▸ Written instruction A: In the plane mirror tutorial, what is the distance $s'$ of the image from the mirror called?
▸ Written instruction B: Pick up the plane mirror tutorial after its last sentence and keep writing it.

▸ Document segment:
Loading...

Mirrors are defined as one side-polished surface that can reflect the light rays.

*Plane mirrors in physics are the ones that have a flat reflecting surface and produce always a virtual image.*

In this tutorial, we review the most important topics in the plane (flat) mirrors in physics including **image formation by ray diagrams, image properties of plane mirrors, proving the equality of image and object distance, and definition of lateral magnification in plane mirrors.**

Let's start to define some elements of the method of image formation by a plane mirror.

As shown in the figure all light rays emanating from a point source $P$ are reflected from a plane mirror so that the extensions of the reflected rays backward appear to come (or diverge) from point $P'$ (The rays do not actually pass through the mirror since the most mirrors in the market are opaque).

We call point $P$ an object point and point $P'$ the corresponding image point.

Now we're going to answer this question that **why does a plane mirror create a virtual image?**

By principle, in optics, an image is formed where reflected light rays actually intersect each other or where they appear to come from.

For flat mirrors, no light rays actually intersect at the point $P'$ (image point) but from the point of view of an observer appears that the light rays originate from that point and that's why we called this image a virtual image.

In other words, since the light rays don't intersect each other on a physical screen so proved that the image formed in a plane mirror is virtual. There are situations where reflected light rays actually meet each other such as a concave mirror.

By practicing a number of __problems on the concave mirror__, you can get a better understanding.

Another reason* why the image is virtual in plane mirrors is that image is formed on the opposite side of the mirror where the object does not exist.*

The above setup is based on one point source, to find the precise position of an image formed by a plane mirror, we must use at least two rays diverging from a point, say $P$, of an extended object, like an arrow in the figure. One of them incident normally on the mirror and the other strikes the mirror at an angle of incidence $\theta$ and is reflected at an equal angle with the normal (due to the law of reflection: all rays striking any surface (polished or rough) are reflected at an angle from the normal equal to the incident angle).

Extending those two reflected rays backward they intersect each other at point $P'$, at a distance $s'$, behind the plane mirror. The distance $s'$ which is the distance of the image from the plane mirror is called the image distance.

Now we geometrically prove another important question arising in plane mirrors using a ray diagram.** **

**Why is the image distance and object distance equal in the plane mirror?**

**Answer:** Suppose the two rays from the source point $P$ striking the mirror as shown in the figure, one of those rays follows the path $OP$ and the other follows the indirect path $PB$.

The backward extension of the ray $OP$ is along the horizontal axis. The $PB$ ray also reflects at an equal angle with the incident angle then extent backward it to meet the horizontal path. The intersection of the two backward rays lies along the horizontal axis, behind the mirror, where the image point $P'$ is formed. From this construction, one can observe that the two triangles $\Delta POB$ and $\Delta P'OB$ are similar since all angles between those are the same.

Recall from high school geometry that when two triangles are similar then there is a proportionality between their corresponding sides.

▸ Given information:
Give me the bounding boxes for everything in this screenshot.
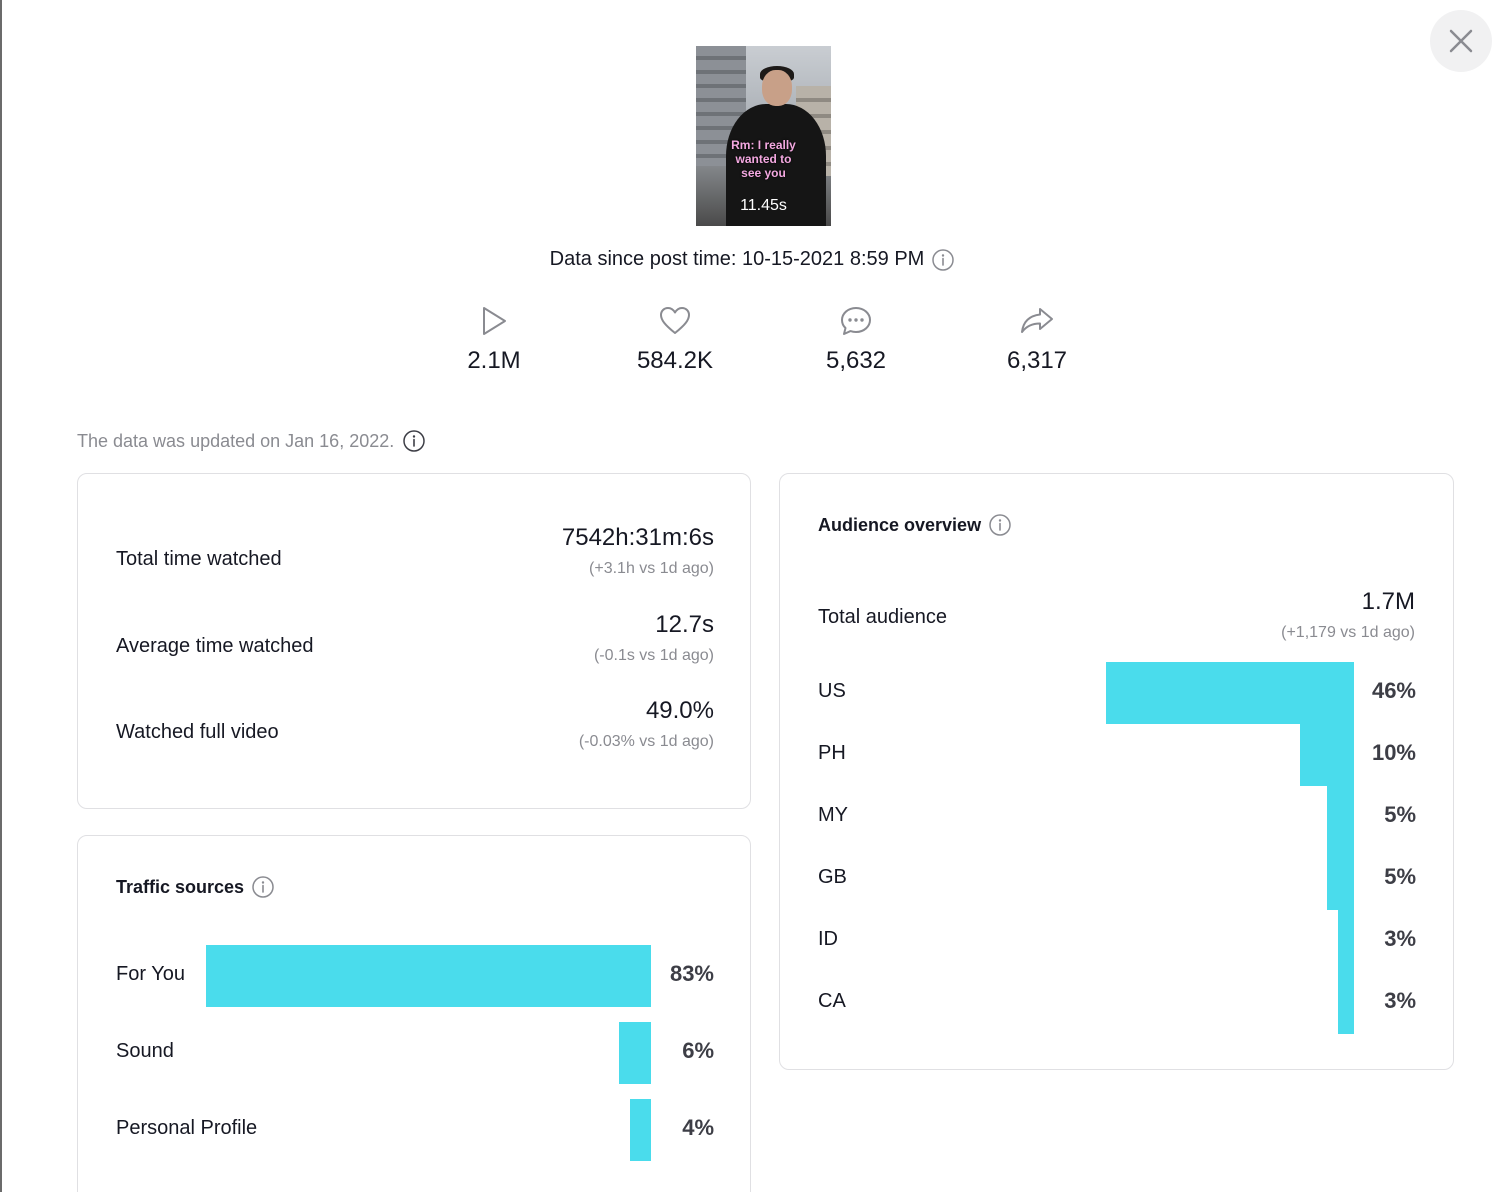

▸ Right answer A: The image distance.

▸ Right answer B:
Consequently, from similarity of triangles $\Delta POB$ and $\Delta P'OB$ we have the following ratios between the lengths of the triangles

\begin{align*}\frac {OP}{OP'}=\frac {OB}{OB} =1\\ \frac {PB}{P'B}=\frac {OB}{OB} =1 \end{align*}

From the first equality we can obtain the equality of distance object $OP$ with the image distance $OP'$ i.e. $OP=OP'$ which is the required result.

Now that the basics of image formation using a ray diagram in plane mirrors are reviewed, practice the following example.

**Example: two mirrors set at an angle of $120{}^\circ$ to one another. A ray of light is incident at $50{}^\circ$ on the first mirror. What is the angle of refraction $\theta_r$, with respect to a perpendicular line to the second mirror, as shown?**

**Solution**: __By the law of reflection__, the angle of incidence equals the angle of reflection, the reflected ray from the first incident on the horizontal mirror is at angle $50{}^\circ$.

In a triangle, the three interior angles always add up to $180{}^\circ$, so the reflected ray of the first mirror, which is served as the incident ray for the second mirror, strikes at an angle of $70{}^\circ$ with respect to the perpendicular line of the second mirror. Again using the law of reflection, the reflected ray from the latter mirror is $\theta_r=70{}^\circ$.

Image properties in plane mirrors:

The following list is all properties of image formed in a plane mirror (All illustrated in the figure below)

- The image distance $q$ is always equal to the object distance $p$ (proved above).
- The image size $h_i$ is always equal to the object size $h_O$ i.e. $h_i=h_O$.
- Image is always virtual (i.e. it is formed by the backward extension of the reflected rays behind the mirror) or Image and object lie on the opposite side of the flat mirror.
- Image is always upright that is the upward direction of the tip of an arrow object is also upward in the image.
- Image with respect to the object is always lateral inversion that is the right side of an object projected as a left side in the image (the object's right point $b$ is projected as image's left point $b$ in the figure below).

In any image forming instruments, we can define a useful quantity which is the ratio of the image height $h_i$ to the object height $h_O$ and is called the lateral magnification $m$ \[m=\frac{\text{image height}}{\text{object height}}=\frac{h_i}{h_O}\]

The lateral magnification for a plane mirror is one ($m=1$) since the image height of an object in the plane mirror is the same size as the object i.e. $h_i=h_O$.

The above formula for lateral magnification is a general definition of any type of mirror or lens. We can extend the above magnification formula to include other mirrors as

\begin{align*} m \equiv \frac{\text{image height}}{\text{object height}}&=\frac{h_i}{h_O}\\

\frac{\text{image distance}}{\text{object distance}}&=-\frac{q}{p}

\end{align*}To use this revised definition, we need some sign conventions to get the correct magnification size and sign.

**Sign rule for the object distance:** if the object is on the same side of the refracting or reflecting surface as the incoming light, then the object distance is positive $p>0$, otherwise, it is negative.

**Sign rule for the image distance:** when the image is on the same side of the refracting or reflecting surface (polished side) as the outgoing light, then the image distance is positive $q>0$, otherwise, it is negative.

Therefore, for plane mirrors, object and diverging light rays are on the same side of the mirror so the object distance is positive ($p>0$) but the image and outgoing (reflected) rays are on the opposite side of the mirror so the image distance is negative i.e. $q<0$ and proves that $m>0$

From the lateral magnification, we can deduce the** orientation of the object’s image**. When $m>0$, we say that the image is erect or upright. In the plane mirrors, we have always this case.

But there are situations (such as in the spherical mirror) in which the lateral magnifications are negative $m<0$. In these cases, the image is on the opposite side of the mirror (where the object does not exist) or the image is inverted.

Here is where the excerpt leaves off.